#### [WHAT NEEDS TO BE DONE]
Could you write out every entry exactly as it stands?

___

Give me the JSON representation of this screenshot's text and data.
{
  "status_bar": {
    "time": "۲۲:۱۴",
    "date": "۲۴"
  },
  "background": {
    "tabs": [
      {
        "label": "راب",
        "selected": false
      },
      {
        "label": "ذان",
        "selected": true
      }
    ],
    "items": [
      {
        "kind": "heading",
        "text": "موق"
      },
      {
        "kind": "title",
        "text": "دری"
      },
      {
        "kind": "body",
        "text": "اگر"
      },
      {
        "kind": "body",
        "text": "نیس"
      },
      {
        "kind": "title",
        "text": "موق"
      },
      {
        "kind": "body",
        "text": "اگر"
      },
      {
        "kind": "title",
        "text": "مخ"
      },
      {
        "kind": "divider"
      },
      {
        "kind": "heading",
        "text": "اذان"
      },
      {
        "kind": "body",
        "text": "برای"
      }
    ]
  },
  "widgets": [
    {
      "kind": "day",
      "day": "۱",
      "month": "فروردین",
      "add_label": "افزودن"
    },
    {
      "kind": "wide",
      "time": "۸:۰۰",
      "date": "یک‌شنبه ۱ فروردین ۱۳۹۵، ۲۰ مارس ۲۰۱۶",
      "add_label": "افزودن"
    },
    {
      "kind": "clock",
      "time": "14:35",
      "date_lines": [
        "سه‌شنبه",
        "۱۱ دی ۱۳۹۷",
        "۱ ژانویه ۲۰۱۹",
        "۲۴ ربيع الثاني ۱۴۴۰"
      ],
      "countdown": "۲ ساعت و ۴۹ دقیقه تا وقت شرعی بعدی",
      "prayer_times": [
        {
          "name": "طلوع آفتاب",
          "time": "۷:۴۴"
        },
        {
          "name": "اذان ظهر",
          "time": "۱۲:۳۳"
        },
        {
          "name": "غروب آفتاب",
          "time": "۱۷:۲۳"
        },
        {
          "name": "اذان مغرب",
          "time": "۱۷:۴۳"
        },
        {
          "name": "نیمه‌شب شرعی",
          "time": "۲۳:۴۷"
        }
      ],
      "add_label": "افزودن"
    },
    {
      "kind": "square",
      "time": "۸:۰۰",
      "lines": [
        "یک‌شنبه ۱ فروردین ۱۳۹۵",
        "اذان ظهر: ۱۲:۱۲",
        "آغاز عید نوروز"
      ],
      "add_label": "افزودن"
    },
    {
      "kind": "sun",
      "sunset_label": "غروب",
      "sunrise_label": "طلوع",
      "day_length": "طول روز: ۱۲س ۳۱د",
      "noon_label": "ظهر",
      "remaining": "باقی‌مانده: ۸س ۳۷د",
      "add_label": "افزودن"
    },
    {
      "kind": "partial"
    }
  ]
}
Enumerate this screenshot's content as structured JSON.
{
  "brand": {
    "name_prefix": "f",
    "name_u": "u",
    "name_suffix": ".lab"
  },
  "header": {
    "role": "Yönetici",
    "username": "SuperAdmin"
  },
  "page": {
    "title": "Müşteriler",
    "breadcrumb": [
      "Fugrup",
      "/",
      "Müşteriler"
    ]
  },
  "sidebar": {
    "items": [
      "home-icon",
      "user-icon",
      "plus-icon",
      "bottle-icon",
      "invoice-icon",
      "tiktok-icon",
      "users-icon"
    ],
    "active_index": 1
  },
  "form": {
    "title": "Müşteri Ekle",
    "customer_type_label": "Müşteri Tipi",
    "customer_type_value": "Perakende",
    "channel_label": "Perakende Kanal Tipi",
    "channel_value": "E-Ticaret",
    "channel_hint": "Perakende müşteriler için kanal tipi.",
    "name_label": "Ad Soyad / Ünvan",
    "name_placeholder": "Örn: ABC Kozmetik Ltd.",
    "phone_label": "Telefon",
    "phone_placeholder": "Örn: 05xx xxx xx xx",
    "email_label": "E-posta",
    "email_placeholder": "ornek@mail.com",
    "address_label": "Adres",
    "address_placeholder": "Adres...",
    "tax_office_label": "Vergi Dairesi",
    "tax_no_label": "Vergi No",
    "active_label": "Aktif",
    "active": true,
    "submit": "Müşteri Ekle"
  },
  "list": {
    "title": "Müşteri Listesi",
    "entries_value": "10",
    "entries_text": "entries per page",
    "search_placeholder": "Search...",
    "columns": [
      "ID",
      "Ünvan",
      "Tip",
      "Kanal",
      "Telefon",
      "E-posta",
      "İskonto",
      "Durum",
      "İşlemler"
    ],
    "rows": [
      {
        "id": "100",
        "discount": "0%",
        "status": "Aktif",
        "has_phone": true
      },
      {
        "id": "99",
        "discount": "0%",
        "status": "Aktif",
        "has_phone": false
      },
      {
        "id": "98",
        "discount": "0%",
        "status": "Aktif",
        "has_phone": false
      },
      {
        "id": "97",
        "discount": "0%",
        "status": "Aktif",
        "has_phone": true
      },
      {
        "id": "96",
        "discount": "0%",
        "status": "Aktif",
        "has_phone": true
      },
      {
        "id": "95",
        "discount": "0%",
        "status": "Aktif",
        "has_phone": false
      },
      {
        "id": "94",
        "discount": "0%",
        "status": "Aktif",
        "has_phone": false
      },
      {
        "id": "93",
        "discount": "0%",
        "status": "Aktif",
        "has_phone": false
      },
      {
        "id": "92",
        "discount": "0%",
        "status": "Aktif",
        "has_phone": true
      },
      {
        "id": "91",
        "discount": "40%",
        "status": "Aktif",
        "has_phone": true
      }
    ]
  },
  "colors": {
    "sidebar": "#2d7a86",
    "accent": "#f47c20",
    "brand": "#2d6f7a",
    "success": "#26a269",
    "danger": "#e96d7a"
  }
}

___

#### [FULL ANSWER]
Give me the JSON representation of this screenshot's text and data.
{
  "status_bar": {
    "time": "۲۲:۱۴",
    "date": "۲۴"
  },
  "background": {
    "tabs": [
      {
        "label": "راب",
        "selected": false
      },
      {
        "label": "ذان",
        "selected": true
      }
    ],
    "items": [
      {
        "kind": "heading",
        "text": "موق"
      },
      {
        "kind": "title",
        "text": "دری"
      },
      {
        "kind": "body",
        "text": "اگر"
      },
      {
        "kind": "body",
        "text": "نیس"
      },
      {
        "kind": "title",
        "text": "موق"
      },
      {
        "kind": "body",
        "text": "اگر"
      },
      {
        "kind": "title",
        "text": "مخ"
      },
      {
        "kind": "divider"
      },
      {
        "kind": "heading",
        "text": "اذان"
      },
      {
        "kind": "body",
        "text": "برای"
      }
    ]
  },
  "widgets": [
    {
      "kind": "day",
      "day": "۱",
      "month": "فروردین",
      "add_label": "افزودن"
    },
    {
      "kind": "wide",
      "time": "۸:۰۰",
      "date": "یک‌شنبه ۱ فروردین ۱۳۹۵، ۲۰ مارس ۲۰۱۶",
      "add_label": "افزودن"
    },
    {
      "kind": "clock",
      "time": "14:35",
      "date_lines": [
        "سه‌شنبه",
        "۱۱ دی ۱۳۹۷",
        "۱ ژانویه ۲۰۱۹",
        "۲۴ ربيع الثاني ۱۴۴۰"
      ],
      "countdown": "۲ ساعت و ۴۹ دقیقه تا وقت شرعی بعدی",
      "prayer_times": [
        {
          "name": "طلوع آفتاب",
          "time": "۷:۴۴"
        },
        {
          "name": "اذان ظهر",
          "time": "۱۲:۳۳"
        },
        {
          "name": "غروب آفتاب",
          "time": "۱۷:۲۳"
        },
        {
          "name": "اذان مغرب",
          "time": "۱۷:۴۳"
        },
        {
          "name": "نیمه‌شب شرعی",
          "time": "۲۳:۴۷"
        }
      ],
      "add_label": "افزودن"
    },
    {
      "kind": "square",
      "time": "۸:۰۰",
      "lines": [
        "یک‌شنبه ۱ فروردین ۱۳۹۵",
        "اذان ظهر: ۱۲:۱۲",
        "آغاز عید نوروز"
      ],
      "add_label": "افزودن"
    },
    {
      "kind": "sun",
      "sunset_label": "غروب",
      "sunrise_label": "طلوع",
      "day_length": "طول روز: ۱۲س ۳۱د",
      "noon_label": "ظهر",
      "remaining": "باقی‌مانده: ۸س ۳۷د",
      "add_label": "افزودن"
    },
    {
      "kind": "partial"
    }
  ]
}
Enumerate this screenshot's content as structured JSON.
{
  "brand": {
    "name_prefix": "f",
    "name_u": "u",
    "name_suffix": ".lab"
  },
  "header": {
    "role": "Yönetici",
    "username": "SuperAdmin"
  },
  "page": {
    "title": "Müşteriler",
    "breadcrumb": [
      "Fugrup",
      "/",
      "Müşteriler"
    ]
  },
  "sidebar": {
    "items": [
      "home-icon",
      "user-icon",
      "plus-icon",
      "bottle-icon",
      "invoice-icon",
      "tiktok-icon",
      "users-icon"
    ],
    "active_index": 1
  },
  "form": {
    "title": "Müşteri Ekle",
    "customer_type_label": "Müşteri Tipi",
    "customer_type_value": "Perakende",
    "channel_label": "Perakende Kanal Tipi",
    "channel_value": "E-Ticaret",
    "channel_hint": "Perakende müşteriler için kanal tipi.",
    "name_label": "Ad Soyad / Ünvan",
    "name_placeholder": "Örn: ABC Kozmetik Ltd.",
    "phone_label": "Telefon",
    "phone_placeholder": "Örn: 05xx xxx xx xx",
    "email_label": "E-posta",
    "email_placeholder": "ornek@mail.com",
    "address_label": "Adres",
    "address_placeholder": "Adres...",
    "tax_office_label": "Vergi Dairesi",
    "tax_no_label": "Vergi No",
    "active_label": "Aktif",
    "active": true,
    "submit": "Müşteri Ekle"
  },
  "list": {
    "title": "Müşteri Listesi",
    "entries_value": "10",
    "entries_text": "entries per page",
    "search_placeholder": "Search...",
    "columns": [
      "ID",
      "Ünvan",
      "Tip",
      "Kanal",
      "Telefon",
      "E-posta",
      "İskonto",
      "Durum",
      "İşlemler"
    ],
    "rows": [
      {
        "id": "100",
        "discount": "0%",
        "status": "Aktif",
        "has_phone": true
      },
      {
        "id": "99",
        "discount": "0%",
        "status": "Aktif",
        "has_phone": false
      },
      {
        "id": "98",
        "discount": "0%",
        "status": "Aktif",
        "has_phone": false
      },
      {
        "id": "97",
        "discount": "0%",
        "status": "Aktif",
        "has_phone": true
      },
      {
        "id": "96",
        "discount": "0%",
        "status": "Aktif",
        "has_phone": true
      },
      {
        "id": "95",
        "discount": "0%",
        "status": "Aktif",
        "has_phone": false
      },
      {
        "id": "94",
        "discount": "0%",
        "status": "Aktif",
        "has_phone": false
      },
      {
        "id": "93",
        "discount": "0%",
        "status": "Aktif",
        "has_phone": false
      },
      {
        "id": "92",
        "discount": "0%",
        "status": "Aktif",
        "has_phone": true
      },
      {
        "id": "91",
        "discount": "40%",
        "status": "Aktif",
        "has_phone": true
      }
    ]
  },
  "colors": {
    "sidebar": "#2d7a86",
    "accent": "#f47c20",
    "brand": "#2d6f7a",
    "success": "#26a269",
    "danger": "#e96d7a"
  }
}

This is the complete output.